◆ **DIRECTIVE 1**
Answer these questions using the interview with Robert Greene:
(a) Which two earlier features by Greene are named?
(b) At which series did Actress screen on April 26 as the Closing Night selection?
(c) About how far apart are Greene's house and Brandy Burre's?
◆ **DIRECTIVE 2**
In the interview with Robert Greene, reproduce the passage word for word, starting with "by Erik Luers" and going on through "latest work, Actress.".
◆ **DIRECTIVE 3**
Carry on the interview with Robert Greene from the point where it stops.

◆ **PAGE EXTRACT**
Performance as Documentary: An Interview with Robert Greene (Web Exclusive)
by Erik Luers
Both an advocate for provocative documentary filmmaking and a key proponent of its resurgence, Robert Greene has become a strong presence in the doc film world. After finding critical success with his previous two features, Kati with an I and Fake It So Real, Greene now finds himself at the center of much attention for his latest work, Actress.
A character study with riveting implications of documentary performance, Actress follows Brandy Burre (best known for starring on HBO’s hit television series, The Wire), now a loving mother looking to get back into the industry. What follows is a moving portrait of a tumultuous time in this woman’s life, as well as a remarkably photographed, expertly designed cinematic story. The film consistently asks its audience questions, rewarding the attentive viewer, and challenging and expanding our views of the documentary format. It also adeptly identifies a prominent sense of place; the wintry city of Beacon, New York becomes a place of both welcomed solitude and unrest.
The film screened on April 26 as the Closing Night selection of Art of the Real, a new series held by the Film Society of Lincoln Center that seeks to redefine filmgoers’ expectations of documentary filmmaking.—Erik Luers
Cineaste: What was your relationship with Brandy Burre before you started filming?
Robert Greene: We're close friends. We’re neighbors. I actually lived two houses over from her for a while and then we were traveling one day and she was looking at the house we currently live in—which was between us—and she's like, “You guys should move here! It's bigger and better!” She found us our house (that we currently live in), which moved us just one house closer. We're like fifteen feet away from each other. You can see my house and my car in pretty much every exterior shot in the movie. It was like filming at my extended house. My kids and her kids are the same age and they're best friends. Every summer they play with each other. We were intensely close friends beforehand in part because we take care of each other’s kids.
Because of my two previous films—one was about my half-sister (Kati with an I) and the next one featured my cousin (Fake It So Real)—I was hesitant to start with someone so close. But I was working on other things and I wanted to make a film, and I had some ideas brewing in my head. Brandy's circumstance was such that I didn't really know what was going to happen. That was obviously a surprise, but I knew she was in her mid-to-late thirties and she was starting to really think about her life in a way that really appealed to me, appealed to the women that I know in my life and also appealed to my own life, being basically the same age as Brandy, and having kids the same age and trying to balance work and life. I also had these ideas about performance and documentary and she's such a theatrical human being anyway that I thought we could try something.
We started filming and didn't really know, at first, what we were doing. Eventually, the thing just grabbed a hold of both of us and became what it is. But, yeah, we were very close before and we're even closer now.
Cineaste: You capture Brandy's environment remarkably well, often taking us inside her home and beyond, as we see the snow-covered world outside. Much of the film takes place throughout the winter. There's a great moment when Brandy talks about keeping the holidays intact as you show her ex-lover, Tim, ripping off the Christmas lights outside the home one by one. Was a wintry setting crucial to the film? How long did it take to shoot?

◆ **EXTRACTED ENTRIES**
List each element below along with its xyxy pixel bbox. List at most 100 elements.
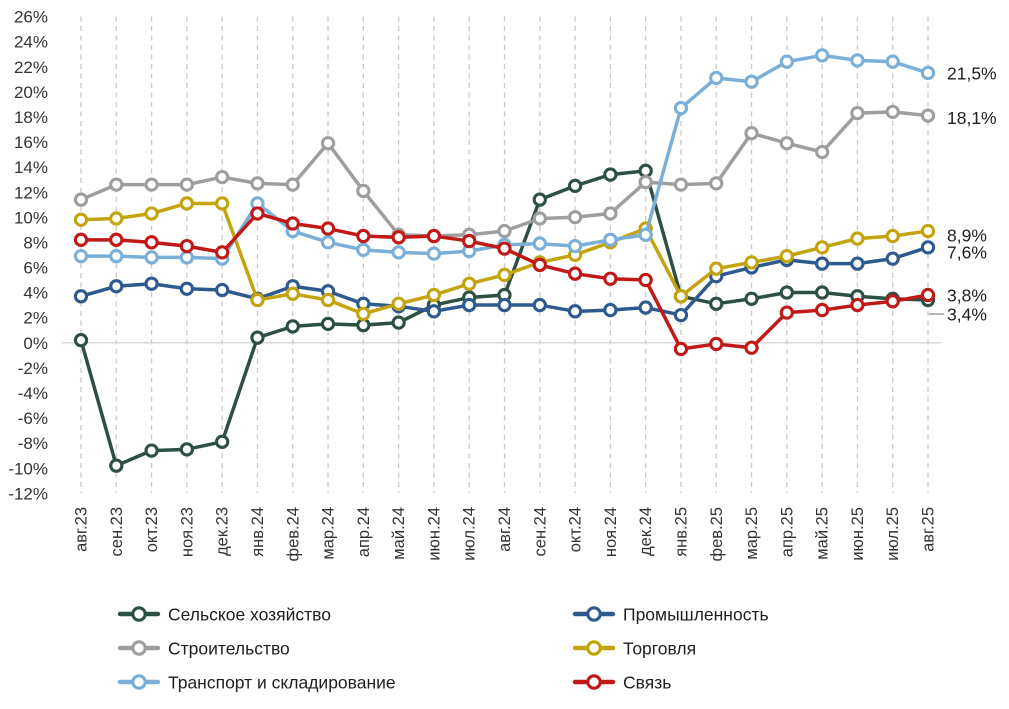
data-point-transport (744, 74, 759, 89)
data-point-construction (673, 177, 689, 192)
series-line-agriculture (79, 169, 930, 468)
data-point-construction (567, 210, 583, 225)
data-point-communications (638, 272, 653, 288)
data-point-agriculture (320, 316, 336, 332)
x-tick-label: дек.24 (637, 507, 655, 556)
y-tick-label: 0% (23, 334, 48, 353)
x-tick-label: авг.23 (73, 507, 91, 552)
data-point-trade (109, 211, 124, 226)
x-tick-label: мар.25 (743, 507, 761, 560)
data-point-industry (567, 304, 583, 319)
legend-marker-circle (131, 640, 147, 656)
data-point-agriculture (567, 178, 583, 194)
data-point-transport (779, 54, 794, 69)
data-point-communications (144, 235, 159, 250)
data-point-trade (497, 267, 512, 283)
data-point-communications (567, 266, 583, 281)
data-point-transport (73, 248, 89, 264)
data-point-construction (179, 177, 195, 192)
data-point-communications (285, 216, 300, 231)
data-point-industry (603, 302, 618, 318)
legend-label: Сельское хозяйство (168, 604, 331, 624)
data-point-transport (814, 48, 830, 63)
data-point-transport (179, 250, 195, 265)
legend-label: Связь (623, 672, 671, 692)
data-point-industry (850, 256, 865, 271)
y-tick-label: 8% (23, 233, 48, 252)
data-point-agriculture (814, 285, 830, 300)
data-point-communications (603, 271, 618, 286)
data-point-communications (497, 241, 512, 256)
y-tick-label: 10% (14, 208, 48, 227)
data-point-agriculture (144, 443, 159, 458)
data-point-transport (709, 70, 724, 86)
data-point-construction (709, 176, 724, 191)
y-tick-label: 22% (14, 58, 48, 77)
data-point-communications (814, 302, 830, 318)
data-point-trade (285, 286, 300, 301)
end-label-agriculture: 3,4% (947, 304, 987, 324)
data-point-transport (850, 53, 865, 68)
data-point-agriculture (709, 296, 724, 311)
data-point-communications (320, 221, 336, 236)
data-point-transport (532, 236, 547, 251)
y-tick-label: 24% (14, 33, 48, 52)
data-point-agriculture (744, 291, 759, 306)
data-point-agriculture (109, 458, 124, 473)
legend-marker-circle (586, 640, 602, 656)
data-point-communications (109, 232, 124, 247)
data-point-trade (850, 231, 865, 246)
x-tick-label: окт.23 (143, 507, 161, 552)
data-point-trade (462, 276, 477, 291)
data-point-transport (426, 246, 442, 261)
y-tick-label: 26% (14, 8, 48, 27)
data-point-agriculture (603, 167, 618, 182)
data-point-industry (73, 289, 89, 304)
data-point-transport (109, 248, 124, 264)
y-tick-label: -4% (18, 384, 48, 403)
data-point-construction (850, 105, 865, 121)
data-point-construction (885, 104, 900, 120)
data-point-industry (462, 297, 477, 313)
data-point-construction (638, 174, 653, 190)
legend-item-trade: Торговля (572, 638, 696, 658)
x-tick-label: фев.24 (284, 507, 302, 561)
legend-item-transport: Транспорт и складирование (117, 672, 396, 692)
data-point-agriculture (391, 315, 406, 330)
data-point-trade (356, 306, 371, 321)
data-point-industry (144, 276, 159, 291)
y-tick-label: 16% (14, 133, 48, 152)
data-point-construction (356, 183, 371, 199)
x-tick-label: сен.24 (531, 507, 549, 556)
data-point-communications (215, 245, 230, 260)
data-point-agriculture (638, 163, 653, 178)
x-tick-label: ноя.23 (178, 507, 196, 557)
end-label-construction: 18,1% (947, 108, 997, 128)
x-tick-label: ноя.24 (602, 507, 620, 557)
x-tick-label: янв.25 (672, 507, 690, 557)
data-point-transport (920, 65, 936, 81)
data-point-industry (109, 279, 124, 294)
x-tick-label: июн.25 (849, 507, 867, 561)
x-tick-label: янв.24 (249, 507, 267, 557)
legend-marker-circle (586, 606, 602, 622)
data-point-communications (532, 257, 547, 273)
data-point-industry (885, 251, 900, 266)
data-point-communications (885, 294, 900, 309)
data-point-agriculture (356, 317, 371, 333)
data-point-transport (320, 235, 336, 250)
y-tick-label: 14% (14, 158, 48, 177)
data-point-industry (532, 297, 547, 313)
x-tick-label: мар.24 (320, 507, 338, 560)
data-point-trade (744, 255, 759, 270)
data-point-agriculture (73, 333, 89, 348)
data-point-transport (638, 227, 653, 242)
end-label-trade: 8,9% (947, 225, 987, 245)
data-point-construction (320, 136, 336, 151)
data-point-communications (73, 232, 89, 247)
x-tick-label: дек.23 (214, 507, 232, 556)
data-point-trade (215, 196, 230, 211)
legend-label: Торговля (623, 638, 696, 658)
data-point-construction (814, 144, 830, 160)
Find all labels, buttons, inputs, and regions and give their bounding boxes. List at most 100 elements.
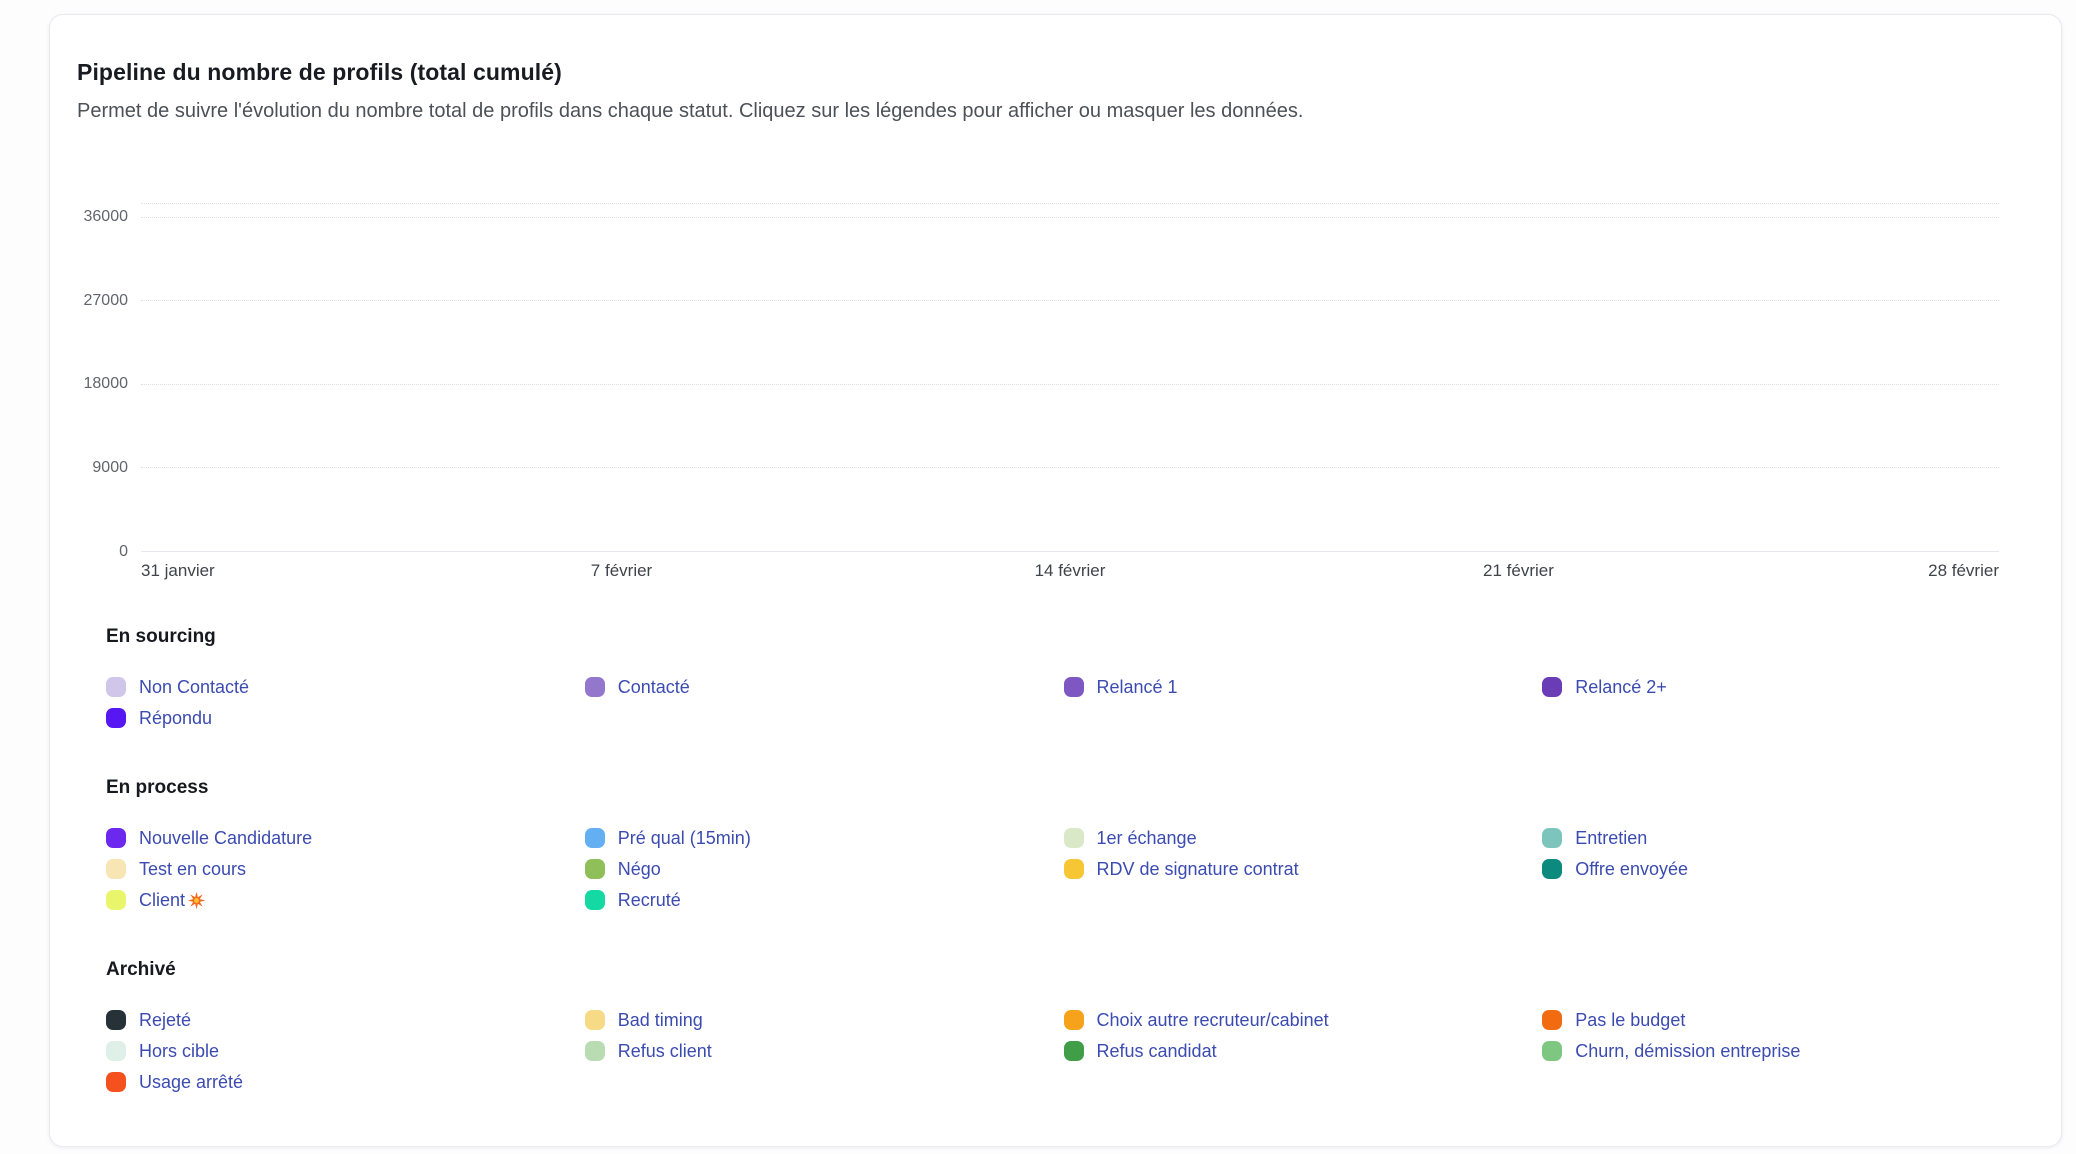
legend-section-title-en-sourcing: En sourcing bbox=[106, 626, 216, 647]
legend-label-pre-qual-15min: Pré qual (15min) bbox=[617, 827, 751, 848]
legend-swatch-usage-arrete bbox=[106, 1072, 126, 1092]
legend-label-repondu: Répondu bbox=[139, 707, 213, 728]
legend-swatch-nouvelle-candidature bbox=[106, 828, 126, 848]
legend-label-nego: Négo bbox=[617, 858, 661, 879]
legend-swatch-nego bbox=[584, 859, 605, 879]
y-tick-label-18000: 18000 bbox=[83, 375, 129, 393]
legend-item-entretien[interactable]: Entretien bbox=[1542, 827, 2021, 849]
gridline-27000 bbox=[141, 300, 1999, 302]
x-tick-label-31-janvier: 31 janvier bbox=[141, 561, 215, 580]
legend-item-choix-autre-recruteur-cabinet[interactable]: Choix autre recruteur/cabinet bbox=[1063, 1009, 1543, 1031]
collision-emoji-icon bbox=[187, 891, 206, 909]
legend-label-usage-arrete: Usage arrêté bbox=[139, 1071, 244, 1092]
legend-item-nego[interactable]: Négo bbox=[584, 858, 1064, 880]
legend-swatch-hors-cible bbox=[106, 1041, 126, 1061]
legend-swatch-rdv-de-signature-contrat bbox=[1063, 859, 1084, 879]
legend-item-relance-2[interactable]: Relancé 2+ bbox=[1542, 676, 2021, 698]
legend-label-recrute: Recruté bbox=[617, 889, 681, 910]
legend-swatch-offre-envoyee bbox=[1542, 859, 1563, 879]
gridline-36000 bbox=[141, 216, 1999, 218]
pipeline-card: Pipeline du nombre de profils (total cum… bbox=[49, 14, 2062, 1147]
legend-swatch-relance-1 bbox=[1063, 677, 1084, 697]
x-axis: 31 janvier 7 février 14 février 21 février 2… bbox=[141, 552, 1999, 586]
bars bbox=[141, 204, 1999, 552]
legend-label-pas-le-budget: Pas le budget bbox=[1575, 1009, 1686, 1030]
legend-grid-en-process: Nouvelle Candidature Pré qual (15min) 1er … bbox=[106, 827, 2021, 911]
legend-section-title-en-process: En process bbox=[106, 777, 209, 798]
y-tick-label-27000: 27000 bbox=[83, 291, 129, 309]
legend-label-entretien: Entretien bbox=[1575, 827, 1648, 848]
legend-label-1er-echange: 1er échange bbox=[1096, 827, 1197, 848]
legend-swatch-recrute bbox=[584, 890, 605, 910]
legend-swatch-pas-le-budget bbox=[1542, 1010, 1563, 1030]
legend-item-pre-qual-15min[interactable]: Pré qual (15min) bbox=[584, 827, 1064, 849]
legend-swatch-pre-qual-15min bbox=[584, 828, 605, 848]
legend-item-bad-timing[interactable]: Bad timing bbox=[584, 1009, 1064, 1031]
legend-swatch-bad-timing bbox=[584, 1010, 605, 1030]
page-subtitle: Permet de suivre l'évolution du nombre t… bbox=[77, 100, 1304, 122]
x-tick-label-7-fevrier: 7 février bbox=[590, 561, 653, 580]
legend-label-client: Client bbox=[139, 889, 186, 910]
legend-item-non-contacte[interactable]: Non Contacté bbox=[106, 676, 585, 698]
y-tick-label-9000: 9000 bbox=[92, 459, 128, 477]
x-tick-label-21-fevrier: 21 février bbox=[1483, 561, 1554, 580]
legend-label-test-en-cours: Test en cours bbox=[139, 858, 247, 879]
chart-plot bbox=[141, 203, 1999, 552]
gridline-9000 bbox=[141, 467, 1999, 469]
legend-item-rejete[interactable]: Rejeté bbox=[106, 1009, 585, 1031]
legend-item-recrute[interactable]: Recruté bbox=[584, 889, 1064, 911]
legend-item-hors-cible[interactable]: Hors cible bbox=[106, 1040, 585, 1062]
legend-item-pas-le-budget[interactable]: Pas le budget bbox=[1542, 1009, 2021, 1031]
legend-swatch-contacte bbox=[584, 677, 605, 697]
legend-item-test-en-cours[interactable]: Test en cours bbox=[106, 858, 585, 880]
legend-grid-en-sourcing: Non Contacté Contacté Relancé 1 Relancé 2+ R… bbox=[106, 676, 2021, 729]
legend-swatch-repondu bbox=[106, 708, 126, 728]
legend-item-repondu[interactable]: Répondu bbox=[106, 707, 585, 729]
legend-label-non-contacte: Non Contacté bbox=[139, 676, 250, 697]
legend-item-offre-envoyee[interactable]: Offre envoyée bbox=[1542, 858, 2021, 880]
legend-swatch-entretien bbox=[1542, 828, 1563, 848]
legend-label-hors-cible: Hors cible bbox=[139, 1040, 220, 1061]
legend-label-choix-autre-recruteur-cabinet: Choix autre recruteur/cabinet bbox=[1096, 1009, 1329, 1030]
x-tick-label-28-fevrier: 28 février bbox=[1928, 561, 1999, 580]
gridline-0 bbox=[141, 551, 1999, 552]
legend-item-1er-echange[interactable]: 1er échange bbox=[1063, 827, 1543, 849]
page-title: Pipeline du nombre de profils (total cum… bbox=[77, 59, 562, 85]
legend-swatch-relance-2 bbox=[1542, 677, 1563, 697]
legend-swatch-client bbox=[106, 890, 126, 910]
legend-swatch-test-en-cours bbox=[106, 859, 126, 879]
legend-swatch-choix-autre-recruteur-cabinet bbox=[1063, 1010, 1084, 1030]
legend-section-en-sourcing: En sourcing Non Contacté Contacté Relancé 1… bbox=[106, 626, 2021, 729]
legend-label-offre-envoyee: Offre envoyée bbox=[1575, 858, 1688, 879]
legend-item-relance-1[interactable]: Relancé 1 bbox=[1063, 676, 1543, 698]
legend-label-rdv-de-signature-contrat: RDV de signature contrat bbox=[1096, 858, 1299, 879]
legend-item-refus-candidat[interactable]: Refus candidat bbox=[1063, 1040, 1543, 1062]
legend-section-archive: Archivé Rejeté Bad timing Choix autre recru… bbox=[106, 959, 2021, 1093]
legend-swatch-non-contacte bbox=[106, 677, 126, 697]
legend-item-nouvelle-candidature[interactable]: Nouvelle Candidature bbox=[106, 827, 585, 849]
legend-swatch-1er-echange bbox=[1063, 828, 1084, 848]
legend-item-churn-demission-entreprise[interactable]: Churn, démission entreprise bbox=[1542, 1040, 2021, 1062]
legend-swatch-churn-demission-entreprise bbox=[1542, 1041, 1563, 1061]
legend-item-rdv-de-signature-contrat[interactable]: RDV de signature contrat bbox=[1063, 858, 1543, 880]
pipeline-chart: 0 9000 18000 27000 36000 31 janvier 7 février… bbox=[50, 203, 2061, 586]
legend-label-relance-2: Relancé 2+ bbox=[1575, 676, 1667, 697]
legend-label-rejete: Rejeté bbox=[139, 1009, 192, 1030]
y-tick-label-0: 0 bbox=[119, 543, 128, 560]
legend-label-churn-demission-entreprise: Churn, démission entreprise bbox=[1575, 1040, 1801, 1061]
legend-item-client[interactable]: Client bbox=[106, 889, 585, 911]
legend-label-nouvelle-candidature: Nouvelle Candidature bbox=[139, 827, 313, 848]
legend-label-refus-client: Refus client bbox=[617, 1040, 712, 1061]
legend-label-bad-timing: Bad timing bbox=[617, 1009, 703, 1030]
legend-grid-archive: Rejeté Bad timing Choix autre recruteur/ca… bbox=[106, 1009, 2021, 1093]
legend-label-relance-1: Relancé 1 bbox=[1096, 676, 1178, 697]
legend: En sourcing Non Contacté Contacté Relancé 1… bbox=[50, 626, 2061, 1093]
legend-section-en-process: En process Nouvelle Candidature Pré qual (… bbox=[106, 777, 2021, 911]
legend-item-usage-arrete[interactable]: Usage arrêté bbox=[106, 1071, 585, 1093]
legend-swatch-rejete bbox=[106, 1010, 126, 1030]
legend-item-contacte[interactable]: Contacté bbox=[584, 676, 1064, 698]
y-tick-label-36000: 36000 bbox=[83, 207, 129, 225]
y-axis: 0 9000 18000 27000 36000 bbox=[50, 203, 141, 560]
legend-label-contacte: Contacté bbox=[617, 676, 690, 697]
legend-item-refus-client[interactable]: Refus client bbox=[584, 1040, 1064, 1062]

◆ **EXERCISE RESULT 1**
(a) Kati with an I and Fake It So Real.
(b) Art of the Real, held by the Film Society of Lincoln Center.
(c) About fifteen feet.

◆ **EXERCISE RESULT 2**
by Erik Luers
Both an advocate for provocative documentary filmmaking and a key proponent of its resurgence, Robert Greene has become a strong presence in the doc film world. After finding critical success with his previous two features, Kati with an I and Fake It So Real, Greene now finds himself at the center of much attention for his latest work, Actress.

◆ **EXERCISE RESULT 3**
Greene: We actually started shooting the previous May. I think we filmed for more than a year, but it was a year-long process, a “year in the life.” The film feels like it starts in the previous winter and then goes through spring quickly and you get to those following winter moments. Here in Beacon, I feel like this was the worst year yet. The entire town, like a lot of winter towns, just kind of holed up in the winter. We're about seven to ten degrees colder sometimes than what it is in the city. The snow stays on the ground. A couple of years ago, we had snow on the ground for six weeks and I think we got close to that this year. Either way, it was colder for longer than I can remember. If the story and the things transpiring that created the story, which were all of the things she went through, had taken place in the spring, it'd be a different kind of movie. It really does match up with how people were feeling, and I think there's a sense of hibernation and getting ready to break out of your shell when the springtime comes that a lot of people in this town and plenty of other towns in the Northeast feel.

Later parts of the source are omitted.